(Labeled region entries)
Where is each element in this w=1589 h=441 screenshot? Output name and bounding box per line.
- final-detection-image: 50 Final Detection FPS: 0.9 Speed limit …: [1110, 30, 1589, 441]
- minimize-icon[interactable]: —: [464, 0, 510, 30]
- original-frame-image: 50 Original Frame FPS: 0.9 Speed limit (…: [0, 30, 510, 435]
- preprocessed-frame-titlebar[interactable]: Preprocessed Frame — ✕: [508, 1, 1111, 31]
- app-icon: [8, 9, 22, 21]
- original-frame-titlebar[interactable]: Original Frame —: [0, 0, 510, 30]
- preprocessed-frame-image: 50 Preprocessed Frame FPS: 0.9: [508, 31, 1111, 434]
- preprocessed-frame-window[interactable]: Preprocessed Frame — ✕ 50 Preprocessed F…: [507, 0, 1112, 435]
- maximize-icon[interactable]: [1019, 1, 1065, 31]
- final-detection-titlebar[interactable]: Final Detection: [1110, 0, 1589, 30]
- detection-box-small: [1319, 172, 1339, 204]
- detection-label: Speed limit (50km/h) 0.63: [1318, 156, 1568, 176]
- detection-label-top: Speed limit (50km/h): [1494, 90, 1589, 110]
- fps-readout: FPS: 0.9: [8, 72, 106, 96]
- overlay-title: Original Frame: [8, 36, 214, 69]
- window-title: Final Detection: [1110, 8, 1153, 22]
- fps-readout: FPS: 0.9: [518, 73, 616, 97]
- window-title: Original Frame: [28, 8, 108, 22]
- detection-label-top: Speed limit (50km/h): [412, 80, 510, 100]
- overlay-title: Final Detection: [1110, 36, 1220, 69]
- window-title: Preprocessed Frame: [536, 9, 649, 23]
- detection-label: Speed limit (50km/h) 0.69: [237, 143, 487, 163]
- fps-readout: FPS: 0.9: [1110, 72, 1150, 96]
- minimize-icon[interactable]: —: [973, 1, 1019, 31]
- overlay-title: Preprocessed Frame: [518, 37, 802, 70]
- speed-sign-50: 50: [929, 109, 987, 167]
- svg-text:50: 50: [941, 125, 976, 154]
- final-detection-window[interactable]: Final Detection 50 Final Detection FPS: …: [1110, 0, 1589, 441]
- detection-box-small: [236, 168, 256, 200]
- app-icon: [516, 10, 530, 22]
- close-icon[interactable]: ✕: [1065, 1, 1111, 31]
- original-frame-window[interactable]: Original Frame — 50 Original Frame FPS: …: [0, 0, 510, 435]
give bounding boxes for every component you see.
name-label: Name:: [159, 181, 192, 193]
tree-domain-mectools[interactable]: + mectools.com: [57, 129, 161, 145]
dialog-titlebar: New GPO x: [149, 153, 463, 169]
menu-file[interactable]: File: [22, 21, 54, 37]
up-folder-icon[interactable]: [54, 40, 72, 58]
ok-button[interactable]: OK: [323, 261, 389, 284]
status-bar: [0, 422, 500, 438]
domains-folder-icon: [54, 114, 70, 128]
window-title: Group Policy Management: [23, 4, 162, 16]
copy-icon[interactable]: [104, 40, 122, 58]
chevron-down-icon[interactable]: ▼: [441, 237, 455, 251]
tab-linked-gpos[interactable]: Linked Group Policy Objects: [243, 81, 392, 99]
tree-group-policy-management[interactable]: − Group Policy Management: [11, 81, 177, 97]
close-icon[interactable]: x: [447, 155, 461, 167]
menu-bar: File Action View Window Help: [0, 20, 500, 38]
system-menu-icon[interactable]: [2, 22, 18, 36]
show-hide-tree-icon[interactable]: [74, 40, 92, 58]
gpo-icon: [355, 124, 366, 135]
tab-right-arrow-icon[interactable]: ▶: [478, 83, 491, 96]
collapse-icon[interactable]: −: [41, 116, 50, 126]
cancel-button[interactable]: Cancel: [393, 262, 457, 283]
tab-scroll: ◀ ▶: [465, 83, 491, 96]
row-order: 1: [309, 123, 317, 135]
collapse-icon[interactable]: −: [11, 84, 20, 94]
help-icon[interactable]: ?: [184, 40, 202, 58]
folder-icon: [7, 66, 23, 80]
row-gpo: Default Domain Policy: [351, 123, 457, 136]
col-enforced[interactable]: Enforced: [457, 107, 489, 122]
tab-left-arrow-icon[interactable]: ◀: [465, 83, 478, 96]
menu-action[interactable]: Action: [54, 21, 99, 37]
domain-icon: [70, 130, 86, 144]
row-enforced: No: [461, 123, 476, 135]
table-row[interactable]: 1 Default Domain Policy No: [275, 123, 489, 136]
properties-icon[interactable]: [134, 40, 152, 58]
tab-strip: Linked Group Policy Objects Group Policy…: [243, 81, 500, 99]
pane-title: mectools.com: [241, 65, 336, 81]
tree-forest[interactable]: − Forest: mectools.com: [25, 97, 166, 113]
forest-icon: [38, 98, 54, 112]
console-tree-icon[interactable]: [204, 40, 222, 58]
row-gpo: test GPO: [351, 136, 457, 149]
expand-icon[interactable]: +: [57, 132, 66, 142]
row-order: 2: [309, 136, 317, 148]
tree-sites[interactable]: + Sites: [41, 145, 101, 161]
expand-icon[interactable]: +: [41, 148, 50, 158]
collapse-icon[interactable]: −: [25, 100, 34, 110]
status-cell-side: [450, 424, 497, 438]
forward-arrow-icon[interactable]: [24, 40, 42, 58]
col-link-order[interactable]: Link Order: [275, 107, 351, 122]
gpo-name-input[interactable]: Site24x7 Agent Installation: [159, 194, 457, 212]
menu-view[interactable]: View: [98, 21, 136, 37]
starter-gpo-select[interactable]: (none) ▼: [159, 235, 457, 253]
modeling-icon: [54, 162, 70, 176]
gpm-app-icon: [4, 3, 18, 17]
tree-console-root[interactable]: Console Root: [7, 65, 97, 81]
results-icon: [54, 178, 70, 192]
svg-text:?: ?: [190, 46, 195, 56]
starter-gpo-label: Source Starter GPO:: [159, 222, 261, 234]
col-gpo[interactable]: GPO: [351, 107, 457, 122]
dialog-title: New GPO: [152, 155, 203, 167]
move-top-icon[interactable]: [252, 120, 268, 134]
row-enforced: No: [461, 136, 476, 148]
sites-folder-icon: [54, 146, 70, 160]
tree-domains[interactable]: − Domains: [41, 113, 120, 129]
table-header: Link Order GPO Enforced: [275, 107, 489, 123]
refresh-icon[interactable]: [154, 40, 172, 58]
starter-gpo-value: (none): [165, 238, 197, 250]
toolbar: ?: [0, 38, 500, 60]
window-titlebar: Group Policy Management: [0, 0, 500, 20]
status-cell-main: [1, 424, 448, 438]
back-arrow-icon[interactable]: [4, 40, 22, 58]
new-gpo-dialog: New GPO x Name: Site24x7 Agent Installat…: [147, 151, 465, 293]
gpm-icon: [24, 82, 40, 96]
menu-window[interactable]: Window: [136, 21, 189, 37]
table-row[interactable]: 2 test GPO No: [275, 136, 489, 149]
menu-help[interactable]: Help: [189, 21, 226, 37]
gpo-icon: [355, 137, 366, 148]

What to do -> Copy out these lines word for word.

In response ->
Where is each element in this w=1589 h=441 screenshot? Output name and bounding box per line.
- final-detection-image: 50 Final Detection FPS: 0.9 Speed limit …: [1110, 30, 1589, 441]
- minimize-icon[interactable]: —: [464, 0, 510, 30]
- original-frame-image: 50 Original Frame FPS: 0.9 Speed limit (…: [0, 30, 510, 435]
- preprocessed-frame-titlebar[interactable]: Preprocessed Frame — ✕: [508, 1, 1111, 31]
- app-icon: [8, 9, 22, 21]
- original-frame-titlebar[interactable]: Original Frame —: [0, 0, 510, 30]
- preprocessed-frame-image: 50 Preprocessed Frame FPS: 0.9: [508, 31, 1111, 434]
- preprocessed-frame-window[interactable]: Preprocessed Frame — ✕ 50 Preprocessed F…: [507, 0, 1112, 435]
- maximize-icon[interactable]: [1019, 1, 1065, 31]
- final-detection-titlebar[interactable]: Final Detection: [1110, 0, 1589, 30]
- detection-box-small: [1319, 172, 1339, 204]
- detection-label: Speed limit (50km/h) 0.63: [1318, 156, 1568, 176]
- detection-label-top: Speed limit (50km/h): [1494, 90, 1589, 110]
- fps-readout: FPS: 0.9: [8, 72, 106, 96]
- overlay-title: Original Frame: [8, 36, 214, 69]
- window-title: Final Detection: [1110, 8, 1153, 22]
- fps-readout: FPS: 0.9: [518, 73, 616, 97]
- window-title: Original Frame: [28, 8, 108, 22]
- detection-label-top: Speed limit (50km/h): [412, 80, 510, 100]
- overlay-title: Final Detection: [1110, 36, 1220, 69]
- window-title: Preprocessed Frame: [536, 9, 649, 23]
- detection-label: Speed limit (50km/h) 0.69: [237, 143, 487, 163]
- fps-readout: FPS: 0.9: [1110, 72, 1150, 96]
- minimize-icon[interactable]: —: [973, 1, 1019, 31]
- overlay-title: Preprocessed Frame: [518, 37, 802, 70]
- speed-sign-50: 50: [929, 109, 987, 167]
- svg-text:50: 50: [941, 125, 976, 154]
- final-detection-window[interactable]: Final Detection 50 Final Detection FPS: …: [1110, 0, 1589, 441]
- detection-box-small: [236, 168, 256, 200]
- app-icon: [516, 10, 530, 22]
- close-icon[interactable]: ✕: [1065, 1, 1111, 31]
- original-frame-window[interactable]: Original Frame — 50 Original Frame FPS: …: [0, 0, 510, 435]
give bounding boxes for every component you see.
name-label: Name:: [159, 181, 192, 193]
tree-domain-mectools[interactable]: + mectools.com: [57, 129, 161, 145]
dialog-titlebar: New GPO x: [149, 153, 463, 169]
menu-file[interactable]: File: [22, 21, 54, 37]
up-folder-icon[interactable]: [54, 40, 72, 58]
ok-button[interactable]: OK: [323, 261, 389, 284]
status-bar: [0, 422, 500, 438]
domains-folder-icon: [54, 114, 70, 128]
window-title: Group Policy Management: [23, 4, 162, 16]
copy-icon[interactable]: [104, 40, 122, 58]
chevron-down-icon[interactable]: ▼: [441, 237, 455, 251]
tab-linked-gpos[interactable]: Linked Group Policy Objects: [243, 81, 392, 99]
tree-group-policy-management[interactable]: − Group Policy Management: [11, 81, 177, 97]
close-icon[interactable]: x: [447, 155, 461, 167]
menu-bar: File Action View Window Help: [0, 20, 500, 38]
system-menu-icon[interactable]: [2, 22, 18, 36]
show-hide-tree-icon[interactable]: [74, 40, 92, 58]
gpo-icon: [355, 124, 366, 135]
tab-right-arrow-icon[interactable]: ▶: [478, 83, 491, 96]
collapse-icon[interactable]: −: [41, 116, 50, 126]
cancel-button[interactable]: Cancel: [393, 262, 457, 283]
tab-scroll: ◀ ▶: [465, 83, 491, 96]
row-order: 1: [309, 123, 317, 135]
collapse-icon[interactable]: −: [11, 84, 20, 94]
help-icon[interactable]: ?: [184, 40, 202, 58]
folder-icon: [7, 66, 23, 80]
row-gpo: Default Domain Policy: [351, 123, 457, 136]
col-enforced[interactable]: Enforced: [457, 107, 489, 122]
tab-left-arrow-icon[interactable]: ◀: [465, 83, 478, 96]
menu-action[interactable]: Action: [54, 21, 99, 37]
domain-icon: [70, 130, 86, 144]
row-enforced: No: [461, 123, 476, 135]
table-row[interactable]: 1 Default Domain Policy No: [275, 123, 489, 136]
properties-icon[interactable]: [134, 40, 152, 58]
tab-strip: Linked Group Policy Objects Group Policy…: [243, 81, 500, 99]
pane-title: mectools.com: [241, 65, 336, 81]
tree-forest[interactable]: − Forest: mectools.com: [25, 97, 166, 113]
forest-icon: [38, 98, 54, 112]
console-tree-icon[interactable]: [204, 40, 222, 58]
row-gpo: test GPO: [351, 136, 457, 149]
expand-icon[interactable]: +: [57, 132, 66, 142]
row-order: 2: [309, 136, 317, 148]
tree-sites[interactable]: + Sites: [41, 145, 101, 161]
expand-icon[interactable]: +: [41, 148, 50, 158]
collapse-icon[interactable]: −: [25, 100, 34, 110]
status-cell-side: [450, 424, 497, 438]
forward-arrow-icon[interactable]: [24, 40, 42, 58]
col-link-order[interactable]: Link Order: [275, 107, 351, 122]
gpo-name-input[interactable]: Site24x7 Agent Installation: [159, 194, 457, 212]
menu-view[interactable]: View: [98, 21, 136, 37]
starter-gpo-select[interactable]: (none) ▼: [159, 235, 457, 253]
modeling-icon: [54, 162, 70, 176]
gpm-app-icon: [4, 3, 18, 17]
tree-console-root[interactable]: Console Root: [7, 65, 97, 81]
results-icon: [54, 178, 70, 192]
svg-text:?: ?: [190, 46, 195, 56]
starter-gpo-label: Source Starter GPO:: [159, 222, 261, 234]
col-gpo[interactable]: GPO: [351, 107, 457, 122]
dialog-title: New GPO: [152, 155, 203, 167]
move-top-icon[interactable]: [252, 120, 268, 134]
row-enforced: No: [461, 136, 476, 148]
sites-folder-icon: [54, 146, 70, 160]
tree-domains[interactable]: − Domains: [41, 113, 120, 129]
table-header: Link Order GPO Enforced: [275, 107, 489, 123]
refresh-icon[interactable]: [154, 40, 172, 58]
starter-gpo-value: (none): [165, 238, 197, 250]
toolbar: ?: [0, 38, 500, 60]
window-titlebar: Group Policy Management: [0, 0, 500, 20]
status-cell-main: [1, 424, 448, 438]
back-arrow-icon[interactable]: [4, 40, 22, 58]
new-gpo-dialog: New GPO x Name: Site24x7 Agent Installat…: [147, 151, 465, 293]
gpm-icon: [24, 82, 40, 96]
menu-window[interactable]: Window: [136, 21, 189, 37]
table-row[interactable]: 2 test GPO No: [275, 136, 489, 149]
menu-help[interactable]: Help: [189, 21, 226, 37]
gpo-icon: [355, 137, 366, 148]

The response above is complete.